WORK REQUIRED | Your task is to gather the lines below that hold the string "middle".
# start of TASK INPUTS
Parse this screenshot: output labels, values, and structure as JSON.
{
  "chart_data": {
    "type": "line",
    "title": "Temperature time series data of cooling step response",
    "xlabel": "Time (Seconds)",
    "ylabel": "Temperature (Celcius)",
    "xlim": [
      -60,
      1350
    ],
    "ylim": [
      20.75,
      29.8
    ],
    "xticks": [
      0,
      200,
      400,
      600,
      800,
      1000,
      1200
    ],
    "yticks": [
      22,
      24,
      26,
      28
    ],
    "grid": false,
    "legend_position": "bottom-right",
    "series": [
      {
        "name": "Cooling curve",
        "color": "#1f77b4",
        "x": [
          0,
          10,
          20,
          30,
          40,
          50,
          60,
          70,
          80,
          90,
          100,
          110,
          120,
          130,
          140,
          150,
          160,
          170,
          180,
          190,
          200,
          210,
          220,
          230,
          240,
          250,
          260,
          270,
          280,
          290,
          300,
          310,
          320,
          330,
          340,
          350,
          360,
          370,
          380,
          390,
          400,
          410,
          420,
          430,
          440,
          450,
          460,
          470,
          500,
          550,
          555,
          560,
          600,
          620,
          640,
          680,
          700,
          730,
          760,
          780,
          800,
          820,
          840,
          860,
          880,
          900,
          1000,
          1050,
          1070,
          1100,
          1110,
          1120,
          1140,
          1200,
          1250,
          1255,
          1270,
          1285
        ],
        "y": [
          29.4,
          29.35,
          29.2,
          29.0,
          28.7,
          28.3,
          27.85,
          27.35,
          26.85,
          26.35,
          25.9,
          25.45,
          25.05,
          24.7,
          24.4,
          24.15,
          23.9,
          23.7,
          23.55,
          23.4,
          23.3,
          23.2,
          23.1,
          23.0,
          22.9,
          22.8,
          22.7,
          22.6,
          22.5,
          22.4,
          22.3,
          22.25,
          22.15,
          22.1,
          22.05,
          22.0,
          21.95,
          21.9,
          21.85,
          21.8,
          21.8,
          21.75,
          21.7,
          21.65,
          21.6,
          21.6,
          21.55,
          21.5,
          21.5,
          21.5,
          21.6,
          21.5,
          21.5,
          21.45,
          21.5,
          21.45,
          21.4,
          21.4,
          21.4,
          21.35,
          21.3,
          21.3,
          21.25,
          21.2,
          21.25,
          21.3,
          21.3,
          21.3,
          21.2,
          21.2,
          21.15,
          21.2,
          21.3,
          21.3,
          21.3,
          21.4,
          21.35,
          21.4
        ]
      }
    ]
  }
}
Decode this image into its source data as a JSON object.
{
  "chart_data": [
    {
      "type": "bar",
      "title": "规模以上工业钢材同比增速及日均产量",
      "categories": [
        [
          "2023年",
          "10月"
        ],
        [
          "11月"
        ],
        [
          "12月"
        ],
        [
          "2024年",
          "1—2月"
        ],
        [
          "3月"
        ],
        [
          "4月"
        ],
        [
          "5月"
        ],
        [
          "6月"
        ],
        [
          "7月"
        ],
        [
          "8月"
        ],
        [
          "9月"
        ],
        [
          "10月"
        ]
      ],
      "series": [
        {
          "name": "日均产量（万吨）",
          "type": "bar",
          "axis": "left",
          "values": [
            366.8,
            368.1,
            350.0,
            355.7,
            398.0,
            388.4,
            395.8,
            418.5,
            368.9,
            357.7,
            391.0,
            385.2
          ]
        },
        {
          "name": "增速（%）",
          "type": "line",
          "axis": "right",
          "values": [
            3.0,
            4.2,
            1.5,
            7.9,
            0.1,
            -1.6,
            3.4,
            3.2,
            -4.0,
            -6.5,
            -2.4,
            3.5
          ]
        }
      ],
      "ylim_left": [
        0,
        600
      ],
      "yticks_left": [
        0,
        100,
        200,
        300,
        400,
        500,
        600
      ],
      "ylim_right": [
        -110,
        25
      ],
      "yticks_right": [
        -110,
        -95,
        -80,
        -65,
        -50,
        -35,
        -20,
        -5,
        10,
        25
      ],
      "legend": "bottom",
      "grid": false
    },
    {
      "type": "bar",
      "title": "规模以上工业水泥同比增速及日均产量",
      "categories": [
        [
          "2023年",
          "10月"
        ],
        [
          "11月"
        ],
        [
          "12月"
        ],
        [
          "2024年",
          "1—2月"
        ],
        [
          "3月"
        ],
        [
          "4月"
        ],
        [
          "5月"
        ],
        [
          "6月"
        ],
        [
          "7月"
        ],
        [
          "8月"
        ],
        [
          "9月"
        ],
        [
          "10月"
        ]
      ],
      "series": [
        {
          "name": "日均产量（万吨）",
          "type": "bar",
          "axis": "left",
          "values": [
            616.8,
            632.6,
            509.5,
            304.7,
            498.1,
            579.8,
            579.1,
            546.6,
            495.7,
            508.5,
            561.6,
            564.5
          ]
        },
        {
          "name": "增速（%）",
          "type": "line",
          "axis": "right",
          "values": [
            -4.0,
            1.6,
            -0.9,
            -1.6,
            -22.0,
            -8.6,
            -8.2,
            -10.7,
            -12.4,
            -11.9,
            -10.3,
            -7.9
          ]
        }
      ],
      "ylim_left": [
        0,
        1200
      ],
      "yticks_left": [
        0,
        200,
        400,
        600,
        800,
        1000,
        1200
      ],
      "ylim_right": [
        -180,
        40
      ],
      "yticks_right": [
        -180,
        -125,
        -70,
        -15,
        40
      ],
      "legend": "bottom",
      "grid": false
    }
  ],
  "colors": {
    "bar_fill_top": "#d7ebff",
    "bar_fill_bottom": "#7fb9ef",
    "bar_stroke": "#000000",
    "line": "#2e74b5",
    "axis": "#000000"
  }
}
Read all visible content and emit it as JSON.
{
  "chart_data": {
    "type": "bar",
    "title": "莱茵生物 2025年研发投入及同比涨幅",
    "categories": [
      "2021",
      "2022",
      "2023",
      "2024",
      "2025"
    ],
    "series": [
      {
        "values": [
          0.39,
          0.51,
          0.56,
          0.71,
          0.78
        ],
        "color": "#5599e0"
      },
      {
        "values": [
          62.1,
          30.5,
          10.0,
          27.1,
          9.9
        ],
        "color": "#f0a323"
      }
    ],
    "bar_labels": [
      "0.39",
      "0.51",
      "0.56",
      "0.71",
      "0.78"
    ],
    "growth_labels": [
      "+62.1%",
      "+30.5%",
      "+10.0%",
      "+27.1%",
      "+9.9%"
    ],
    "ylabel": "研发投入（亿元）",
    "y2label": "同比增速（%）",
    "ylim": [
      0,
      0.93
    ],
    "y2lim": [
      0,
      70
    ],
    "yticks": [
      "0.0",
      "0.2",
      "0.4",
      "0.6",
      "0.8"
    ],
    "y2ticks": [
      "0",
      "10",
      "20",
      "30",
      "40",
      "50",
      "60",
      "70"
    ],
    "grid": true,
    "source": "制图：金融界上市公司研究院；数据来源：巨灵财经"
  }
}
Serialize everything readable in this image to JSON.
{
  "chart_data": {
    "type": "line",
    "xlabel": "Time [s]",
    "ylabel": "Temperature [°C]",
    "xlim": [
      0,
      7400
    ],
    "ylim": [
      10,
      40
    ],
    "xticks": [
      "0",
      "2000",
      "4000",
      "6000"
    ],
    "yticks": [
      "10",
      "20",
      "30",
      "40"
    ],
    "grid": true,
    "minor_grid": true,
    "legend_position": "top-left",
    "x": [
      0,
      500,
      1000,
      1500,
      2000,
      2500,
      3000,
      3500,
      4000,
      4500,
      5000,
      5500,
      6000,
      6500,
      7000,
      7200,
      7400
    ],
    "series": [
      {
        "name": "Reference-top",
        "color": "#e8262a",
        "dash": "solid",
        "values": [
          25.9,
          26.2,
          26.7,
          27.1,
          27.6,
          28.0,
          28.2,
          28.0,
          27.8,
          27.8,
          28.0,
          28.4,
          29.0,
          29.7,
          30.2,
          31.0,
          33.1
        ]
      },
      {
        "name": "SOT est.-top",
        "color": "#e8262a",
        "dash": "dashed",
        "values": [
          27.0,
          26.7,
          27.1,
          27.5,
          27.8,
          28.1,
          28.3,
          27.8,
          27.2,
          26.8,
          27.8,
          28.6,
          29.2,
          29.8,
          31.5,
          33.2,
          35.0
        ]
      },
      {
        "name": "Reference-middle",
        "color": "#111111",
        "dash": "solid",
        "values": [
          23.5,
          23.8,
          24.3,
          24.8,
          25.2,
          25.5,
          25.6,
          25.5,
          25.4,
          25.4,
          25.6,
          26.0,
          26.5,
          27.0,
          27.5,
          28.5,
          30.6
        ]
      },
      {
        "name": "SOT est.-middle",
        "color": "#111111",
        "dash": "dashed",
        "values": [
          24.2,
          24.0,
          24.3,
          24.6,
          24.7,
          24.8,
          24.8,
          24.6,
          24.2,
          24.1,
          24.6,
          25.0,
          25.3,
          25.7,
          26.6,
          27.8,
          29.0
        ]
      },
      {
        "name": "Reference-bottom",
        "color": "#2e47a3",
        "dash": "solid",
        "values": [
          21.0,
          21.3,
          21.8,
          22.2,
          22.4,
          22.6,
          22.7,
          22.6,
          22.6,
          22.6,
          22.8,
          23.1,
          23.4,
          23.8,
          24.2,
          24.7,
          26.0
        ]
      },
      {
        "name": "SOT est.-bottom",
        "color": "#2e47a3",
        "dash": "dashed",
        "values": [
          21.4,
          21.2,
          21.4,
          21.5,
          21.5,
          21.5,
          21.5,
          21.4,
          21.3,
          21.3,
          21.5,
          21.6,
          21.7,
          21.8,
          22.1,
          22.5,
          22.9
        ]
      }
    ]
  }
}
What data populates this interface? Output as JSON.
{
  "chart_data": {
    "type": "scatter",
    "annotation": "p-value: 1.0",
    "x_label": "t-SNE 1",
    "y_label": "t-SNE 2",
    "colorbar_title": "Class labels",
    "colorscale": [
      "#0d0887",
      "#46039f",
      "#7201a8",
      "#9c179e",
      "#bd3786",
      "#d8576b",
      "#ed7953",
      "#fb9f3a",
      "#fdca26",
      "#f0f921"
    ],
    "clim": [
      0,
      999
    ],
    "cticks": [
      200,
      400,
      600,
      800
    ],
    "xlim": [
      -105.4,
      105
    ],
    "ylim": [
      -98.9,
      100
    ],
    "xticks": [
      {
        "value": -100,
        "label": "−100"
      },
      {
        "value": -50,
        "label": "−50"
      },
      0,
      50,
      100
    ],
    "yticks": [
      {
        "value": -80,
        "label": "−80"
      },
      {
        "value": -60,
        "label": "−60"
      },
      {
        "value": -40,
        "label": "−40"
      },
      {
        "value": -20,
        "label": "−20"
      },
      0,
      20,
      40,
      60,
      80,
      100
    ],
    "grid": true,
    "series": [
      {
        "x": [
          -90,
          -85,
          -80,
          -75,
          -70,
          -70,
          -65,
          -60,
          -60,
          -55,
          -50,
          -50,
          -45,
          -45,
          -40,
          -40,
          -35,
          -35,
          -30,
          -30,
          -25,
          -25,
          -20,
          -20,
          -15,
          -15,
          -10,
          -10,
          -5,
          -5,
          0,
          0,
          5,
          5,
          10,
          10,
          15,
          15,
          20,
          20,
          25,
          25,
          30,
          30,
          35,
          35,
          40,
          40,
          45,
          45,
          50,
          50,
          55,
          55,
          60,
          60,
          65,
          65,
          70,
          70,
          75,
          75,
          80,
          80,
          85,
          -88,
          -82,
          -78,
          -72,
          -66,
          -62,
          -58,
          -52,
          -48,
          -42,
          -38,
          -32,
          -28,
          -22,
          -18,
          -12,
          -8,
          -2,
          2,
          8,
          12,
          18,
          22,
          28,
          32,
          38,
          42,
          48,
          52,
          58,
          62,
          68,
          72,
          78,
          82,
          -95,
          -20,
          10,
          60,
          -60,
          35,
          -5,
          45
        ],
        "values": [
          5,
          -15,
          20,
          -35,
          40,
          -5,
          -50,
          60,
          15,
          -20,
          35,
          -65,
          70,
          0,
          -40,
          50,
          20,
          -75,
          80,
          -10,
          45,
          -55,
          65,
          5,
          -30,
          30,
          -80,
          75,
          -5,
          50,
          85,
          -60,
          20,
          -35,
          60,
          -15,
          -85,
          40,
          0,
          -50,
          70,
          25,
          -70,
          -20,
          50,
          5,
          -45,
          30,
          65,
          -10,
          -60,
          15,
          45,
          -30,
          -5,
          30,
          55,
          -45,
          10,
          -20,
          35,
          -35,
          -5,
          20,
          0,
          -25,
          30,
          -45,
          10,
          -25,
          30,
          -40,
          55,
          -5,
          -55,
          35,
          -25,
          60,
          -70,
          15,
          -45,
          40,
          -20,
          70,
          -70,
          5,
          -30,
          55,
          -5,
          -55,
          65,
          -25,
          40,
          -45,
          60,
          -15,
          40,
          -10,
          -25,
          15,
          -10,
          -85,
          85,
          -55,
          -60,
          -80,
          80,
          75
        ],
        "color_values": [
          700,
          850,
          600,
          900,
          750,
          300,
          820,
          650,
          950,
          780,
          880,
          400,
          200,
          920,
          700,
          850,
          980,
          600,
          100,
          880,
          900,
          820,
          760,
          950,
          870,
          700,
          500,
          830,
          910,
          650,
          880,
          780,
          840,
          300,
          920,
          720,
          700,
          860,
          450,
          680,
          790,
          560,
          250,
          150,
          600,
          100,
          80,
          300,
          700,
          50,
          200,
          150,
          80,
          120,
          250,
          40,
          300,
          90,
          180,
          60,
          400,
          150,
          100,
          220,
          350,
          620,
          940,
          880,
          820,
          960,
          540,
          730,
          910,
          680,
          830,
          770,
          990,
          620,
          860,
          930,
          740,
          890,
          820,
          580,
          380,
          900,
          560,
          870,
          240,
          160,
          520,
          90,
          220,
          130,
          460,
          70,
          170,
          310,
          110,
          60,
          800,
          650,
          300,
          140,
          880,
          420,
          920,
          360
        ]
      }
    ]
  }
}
# end of TASK INPUTS
THE OUTPUT |
        "name": "Reference-middle",
        "name": "SOT est.-middle",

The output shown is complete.